> What this task involves:
Return the entries below verbatim. Pictures stay out.

> Provided data:
**********

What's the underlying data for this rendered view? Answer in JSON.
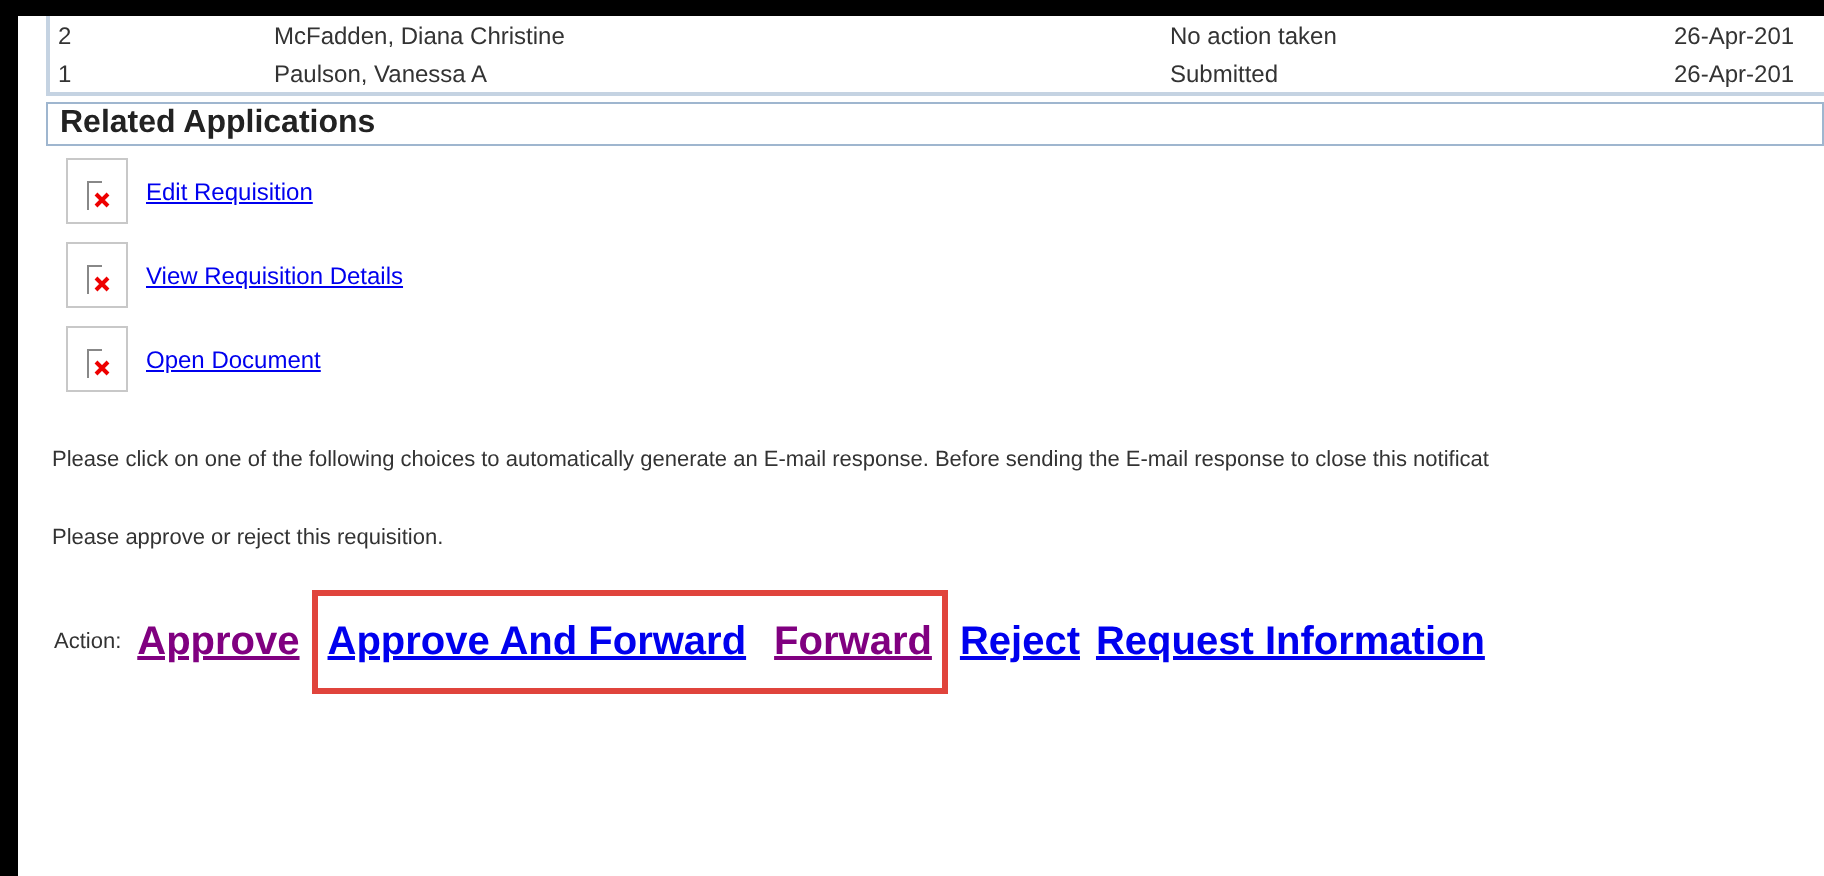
{
  "approvers": {
    "rows": [
      {
        "number": "2",
        "name": "McFadden, Diana Christine",
        "action": "No action taken",
        "date": "26-Apr-201"
      },
      {
        "number": "1",
        "name": "Paulson, Vanessa A",
        "action": "Submitted",
        "date": "26-Apr-201"
      }
    ]
  },
  "related_applications": {
    "title": "Related Applications",
    "links": [
      "Edit Requisition",
      "View Requisition Details",
      "Open Document"
    ]
  },
  "instructions": [
    "Please click on one of the following choices to automatically generate an E-mail response. Before sending the E-mail response to close this notificat",
    "Please approve or reject this requisition."
  ],
  "actions": {
    "label": "Action:",
    "links": [
      {
        "text": "Approve",
        "visited": true,
        "highlighted": false
      },
      {
        "text": "Approve And Forward",
        "visited": false,
        "highlighted": true
      },
      {
        "text": "Forward",
        "visited": true,
        "highlighted": true
      },
      {
        "text": "Reject",
        "visited": false,
        "highlighted": false
      },
      {
        "text": "Request Information",
        "visited": false,
        "highlighted": false
      }
    ]
  }
}
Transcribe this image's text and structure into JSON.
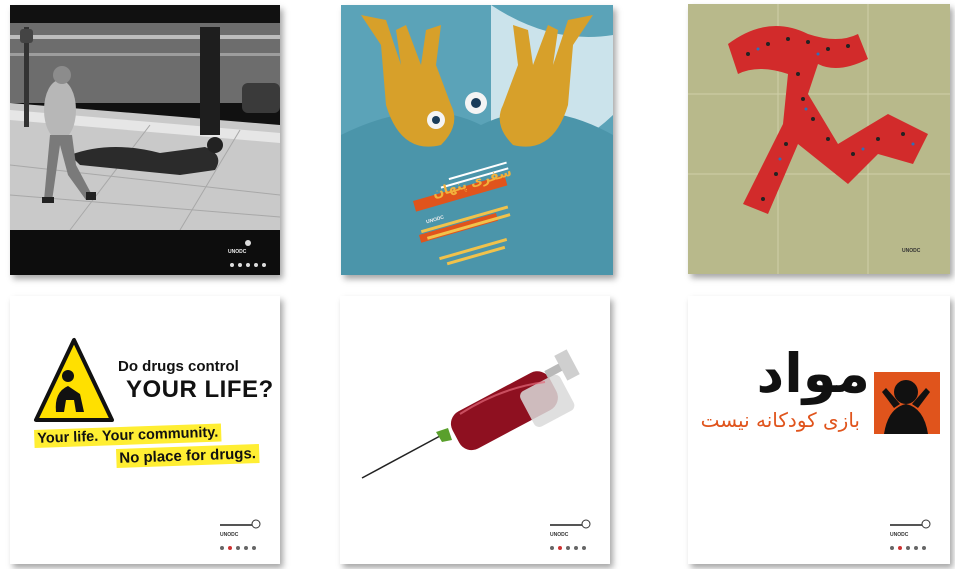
{
  "posters": [
    {
      "id_label": "poster-street",
      "badge": "UNODC"
    },
    {
      "id_label": "poster-hands",
      "badge": "UNODC",
      "persian_title": "سفری پنهان"
    },
    {
      "id_label": "poster-crowd",
      "badge": "UNODC"
    },
    {
      "id_label": "poster-drugs-control",
      "badge": "UNODC",
      "question_line1": "Do drugs control",
      "question_line2": "YOUR LIFE?",
      "slogan_line1": "Your life. Your community.",
      "slogan_line2": "No place for drugs."
    },
    {
      "id_label": "poster-syringe",
      "badge": "UNODC"
    },
    {
      "id_label": "poster-persian",
      "badge": "UNODC",
      "persian_big": "مواد",
      "persian_small": "بازی کودکانه نیست"
    }
  ],
  "colors": {
    "warning_yellow": "#ffe000",
    "highlight_yellow": "#ffee33",
    "orange": "#e0541c",
    "teal": "#5ba3b8"
  }
}
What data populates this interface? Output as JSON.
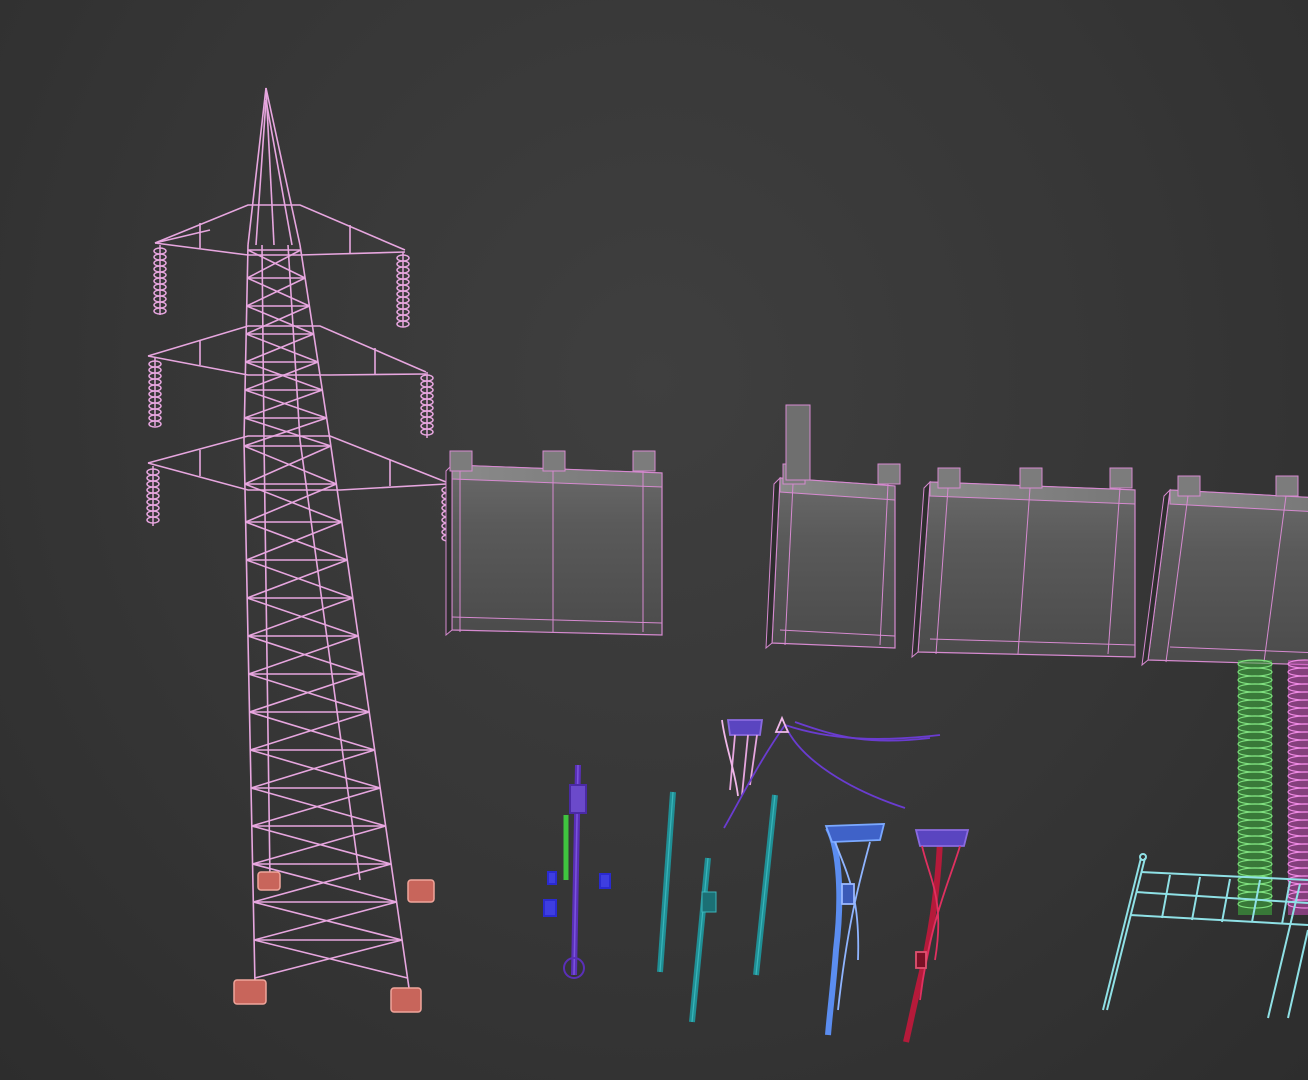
{
  "viewport": {
    "background": "#383838",
    "mode": "wireframe-on-shaded",
    "objects": [
      {
        "name": "transmission-tower",
        "wire_color": "#e7a6df"
      },
      {
        "name": "concrete-fence-panels",
        "wire_color": "#d68ad0"
      },
      {
        "name": "pole-set-purple",
        "wire_color": "#5a2fb8"
      },
      {
        "name": "pole-set-teal",
        "wire_color": "#1f8f95"
      },
      {
        "name": "pole-set-blue",
        "wire_color": "#5b8df0"
      },
      {
        "name": "pole-set-red",
        "wire_color": "#b51a3a"
      },
      {
        "name": "insulator-green",
        "wire_color": "#3fb43f"
      },
      {
        "name": "insulator-magenta",
        "wire_color": "#c84cb9"
      },
      {
        "name": "railing-frame",
        "wire_color": "#8fe1e6"
      }
    ]
  }
}
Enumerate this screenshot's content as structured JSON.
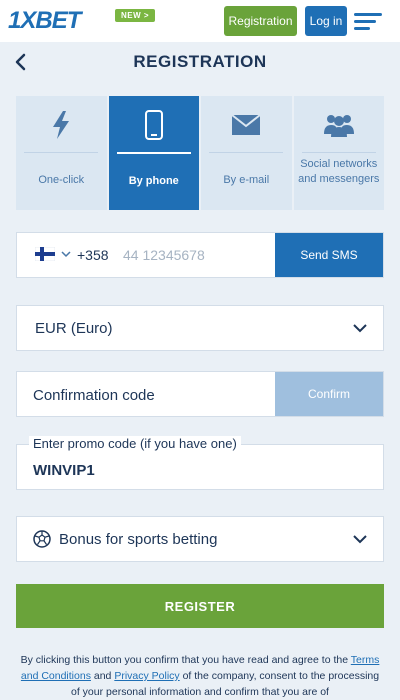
{
  "header": {
    "logo_text": "1XBET",
    "new_badge": "NEW >",
    "registration_label": "Registration",
    "login_label": "Log in",
    "menu_icon": "hamburger-menu-icon"
  },
  "page": {
    "title": "REGISTRATION",
    "back_icon": "chevron-left-icon"
  },
  "tabs": [
    {
      "label": "One-click",
      "icon": "lightning-icon",
      "active": false
    },
    {
      "label": "By phone",
      "icon": "phone-icon",
      "active": true
    },
    {
      "label": "By e-mail",
      "icon": "envelope-icon",
      "active": false
    },
    {
      "label": "Social networks and messengers",
      "icon": "people-icon",
      "active": false
    }
  ],
  "phone": {
    "country_icon": "finland-flag-icon",
    "dial_code": "+358",
    "placeholder": "44 12345678",
    "value": "",
    "send_sms_label": "Send SMS"
  },
  "currency": {
    "value": "EUR (Euro)"
  },
  "confirmation": {
    "placeholder": "Confirmation code",
    "confirm_label": "Confirm"
  },
  "promo": {
    "label": "Enter promo code (if you have one)",
    "value": "WINVIP1"
  },
  "bonus": {
    "value": "Bonus for sports betting",
    "icon": "soccer-ball-icon"
  },
  "register_label": "REGISTER",
  "terms": {
    "text_before": "By clicking this button you confirm that you have read and agree to the ",
    "terms_link": "Terms and Conditions",
    "text_and": " and ",
    "privacy_link": "Privacy Policy",
    "text_after": " of the company, consent to the processing of your personal information and confirm that you are of"
  },
  "colors": {
    "brand_blue": "#1f6fb5",
    "green": "#6aa33a",
    "background": "#eaf0f6"
  }
}
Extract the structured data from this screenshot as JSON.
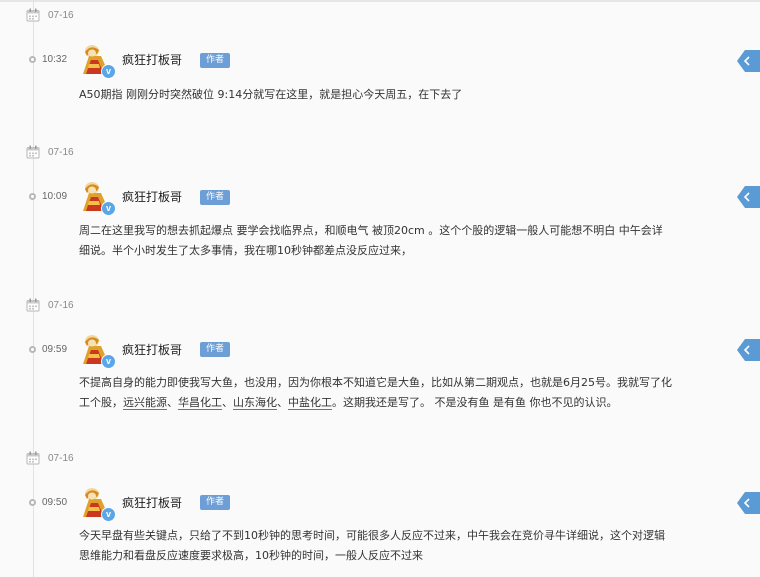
{
  "posts": [
    {
      "date": "07-16",
      "time": "10:32",
      "username": "疯狂打板哥",
      "badge": "作者",
      "lines": [
        "A50期指 刚刚分时突然破位 9:14分就写在这里，就是担心今天周五，在下去了"
      ]
    },
    {
      "date": "07-16",
      "time": "10:09",
      "username": "疯狂打板哥",
      "badge": "作者",
      "lines": [
        "周二在这里我写的想去抓起爆点 要学会找临界点，和顺电气 被顶20cm 。这个个股的逻辑一般人可能想不明白  中午会详",
        "细说。半个小时发生了太多事情，我在哪10秒钟都差点没反应过来，"
      ]
    },
    {
      "date": "07-16",
      "time": "09:59",
      "username": "疯狂打板哥",
      "badge": "作者",
      "line1": "不提高自身的能力即使我写大鱼，也没用，因为你根本不知道它是大鱼，比如从第二期观点，也就是6月25号。我就写了化",
      "line2_prefix": "工个股，",
      "stocks": [
        "远兴能源",
        "华昌化工",
        "山东海化",
        "中盐化工"
      ],
      "separator": "、",
      "line2_suffix": "。这期我还是写了。 不是没有鱼  是有鱼 你也不见的认识。"
    },
    {
      "date": "07-16",
      "time": "09:50",
      "username": "疯狂打板哥",
      "badge": "作者",
      "lines": [
        "今天早盘有些关键点，只给了不到10秒钟的思考时间，可能很多人反应不过来，中午我会在竞价寻牛详细说，这个对逻辑",
        "思维能力和看盘反应速度要求极高，10秒钟的时间，一般人反应不过来"
      ]
    }
  ],
  "colors": {
    "author_badge": "#6d9fd6",
    "side_tab": "#5b9bd5",
    "verify": "#5aa6e6"
  },
  "icons": {
    "date": "calendar-icon",
    "time": "timeline-dot-icon",
    "verify": "verified-v-icon",
    "side": "side-tab-arrow-icon"
  },
  "verify_mark": "v"
}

**********

> Final result:
What's the underlying data for this rendered view? Answer in JSON.
{
  "approvers": {
    "rows": [
      {
        "number": "2",
        "name": "McFadden, Diana Christine",
        "action": "No action taken",
        "date": "26-Apr-201"
      },
      {
        "number": "1",
        "name": "Paulson, Vanessa A",
        "action": "Submitted",
        "date": "26-Apr-201"
      }
    ]
  },
  "related_applications": {
    "title": "Related Applications",
    "links": [
      "Edit Requisition",
      "View Requisition Details",
      "Open Document"
    ]
  },
  "instructions": [
    "Please click on one of the following choices to automatically generate an E-mail response. Before sending the E-mail response to close this notificat",
    "Please approve or reject this requisition."
  ],
  "actions": {
    "label": "Action:",
    "links": [
      {
        "text": "Approve",
        "visited": true,
        "highlighted": false
      },
      {
        "text": "Approve And Forward",
        "visited": false,
        "highlighted": true
      },
      {
        "text": "Forward",
        "visited": true,
        "highlighted": true
      },
      {
        "text": "Reject",
        "visited": false,
        "highlighted": false
      },
      {
        "text": "Request Information",
        "visited": false,
        "highlighted": false
      }
    ]
  }
}
Transcribe this image's text and structure into JSON.
{
  "posters": [
    {
      "id_label": "poster-street",
      "badge": "UNODC"
    },
    {
      "id_label": "poster-hands",
      "badge": "UNODC",
      "persian_title": "سفری پنهان"
    },
    {
      "id_label": "poster-crowd",
      "badge": "UNODC"
    },
    {
      "id_label": "poster-drugs-control",
      "badge": "UNODC",
      "question_line1": "Do drugs control",
      "question_line2": "YOUR LIFE?",
      "slogan_line1": "Your life. Your community.",
      "slogan_line2": "No place for drugs."
    },
    {
      "id_label": "poster-syringe",
      "badge": "UNODC"
    },
    {
      "id_label": "poster-persian",
      "badge": "UNODC",
      "persian_big": "مواد",
      "persian_small": "بازی کودکانه نیست"
    }
  ],
  "colors": {
    "warning_yellow": "#ffe000",
    "highlight_yellow": "#ffee33",
    "orange": "#e0541c",
    "teal": "#5ba3b8"
  }
}
What data populates this interface? Output as JSON.
{
  "viewport": {
    "background": "#383838",
    "mode": "wireframe-on-shaded",
    "objects": [
      {
        "name": "transmission-tower",
        "wire_color": "#e7a6df"
      },
      {
        "name": "concrete-fence-panels",
        "wire_color": "#d68ad0"
      },
      {
        "name": "pole-set-purple",
        "wire_color": "#5a2fb8"
      },
      {
        "name": "pole-set-teal",
        "wire_color": "#1f8f95"
      },
      {
        "name": "pole-set-blue",
        "wire_color": "#5b8df0"
      },
      {
        "name": "pole-set-red",
        "wire_color": "#b51a3a"
      },
      {
        "name": "insulator-green",
        "wire_color": "#3fb43f"
      },
      {
        "name": "insulator-magenta",
        "wire_color": "#c84cb9"
      },
      {
        "name": "railing-frame",
        "wire_color": "#8fe1e6"
      }
    ]
  }
}
Enumerate this screenshot's content as structured JSON.
{
  "header": {
    "logo_text": "1XBET",
    "new_badge": "NEW >",
    "registration_label": "Registration",
    "login_label": "Log in",
    "menu_icon": "hamburger-menu-icon"
  },
  "page": {
    "title": "REGISTRATION",
    "back_icon": "chevron-left-icon"
  },
  "tabs": [
    {
      "label": "One-click",
      "icon": "lightning-icon",
      "active": false
    },
    {
      "label": "By phone",
      "icon": "phone-icon",
      "active": true
    },
    {
      "label": "By e-mail",
      "icon": "envelope-icon",
      "active": false
    },
    {
      "label": "Social networks and messengers",
      "icon": "people-icon",
      "active": false
    }
  ],
  "phone": {
    "country_icon": "finland-flag-icon",
    "dial_code": "+358",
    "placeholder": "44 12345678",
    "value": "",
    "send_sms_label": "Send SMS"
  },
  "currency": {
    "value": "EUR (Euro)"
  },
  "confirmation": {
    "placeholder": "Confirmation code",
    "confirm_label": "Confirm"
  },
  "promo": {
    "label": "Enter promo code (if you have one)",
    "value": "WINVIP1"
  },
  "bonus": {
    "value": "Bonus for sports betting",
    "icon": "soccer-ball-icon"
  },
  "register_label": "REGISTER",
  "terms": {
    "text_before": "By clicking this button you confirm that you have read and agree to the ",
    "terms_link": "Terms and Conditions",
    "text_and": " and ",
    "privacy_link": "Privacy Policy",
    "text_after": " of the company, consent to the processing of your personal information and confirm that you are of"
  },
  "colors": {
    "brand_blue": "#1f6fb5",
    "green": "#6aa33a",
    "background": "#eaf0f6"
  }
}
Extract the structured data from this screenshot as JSON.
{
  "posts": [
    {
      "date": "07-16",
      "time": "10:32",
      "username": "疯狂打板哥",
      "badge": "作者",
      "lines": [
        "A50期指 刚刚分时突然破位 9:14分就写在这里，就是担心今天周五，在下去了"
      ]
    },
    {
      "date": "07-16",
      "time": "10:09",
      "username": "疯狂打板哥",
      "badge": "作者",
      "lines": [
        "周二在这里我写的想去抓起爆点 要学会找临界点，和顺电气 被顶20cm 。这个个股的逻辑一般人可能想不明白  中午会详",
        "细说。半个小时发生了太多事情，我在哪10秒钟都差点没反应过来，"
      ]
    },
    {
      "date": "07-16",
      "time": "09:59",
      "username": "疯狂打板哥",
      "badge": "作者",
      "line1": "不提高自身的能力即使我写大鱼，也没用，因为你根本不知道它是大鱼，比如从第二期观点，也就是6月25号。我就写了化",
      "line2_prefix": "工个股，",
      "stocks": [
        "远兴能源",
        "华昌化工",
        "山东海化",
        "中盐化工"
      ],
      "separator": "、",
      "line2_suffix": "。这期我还是写了。 不是没有鱼  是有鱼 你也不见的认识。"
    },
    {
      "date": "07-16",
      "time": "09:50",
      "username": "疯狂打板哥",
      "badge": "作者",
      "lines": [
        "今天早盘有些关键点，只给了不到10秒钟的思考时间，可能很多人反应不过来，中午我会在竞价寻牛详细说，这个对逻辑",
        "思维能力和看盘反应速度要求极高，10秒钟的时间，一般人反应不过来"
      ]
    }
  ],
  "colors": {
    "author_badge": "#6d9fd6",
    "side_tab": "#5b9bd5",
    "verify": "#5aa6e6"
  },
  "icons": {
    "date": "calendar-icon",
    "time": "timeline-dot-icon",
    "verify": "verified-v-icon",
    "side": "side-tab-arrow-icon"
  },
  "verify_mark": "v"
}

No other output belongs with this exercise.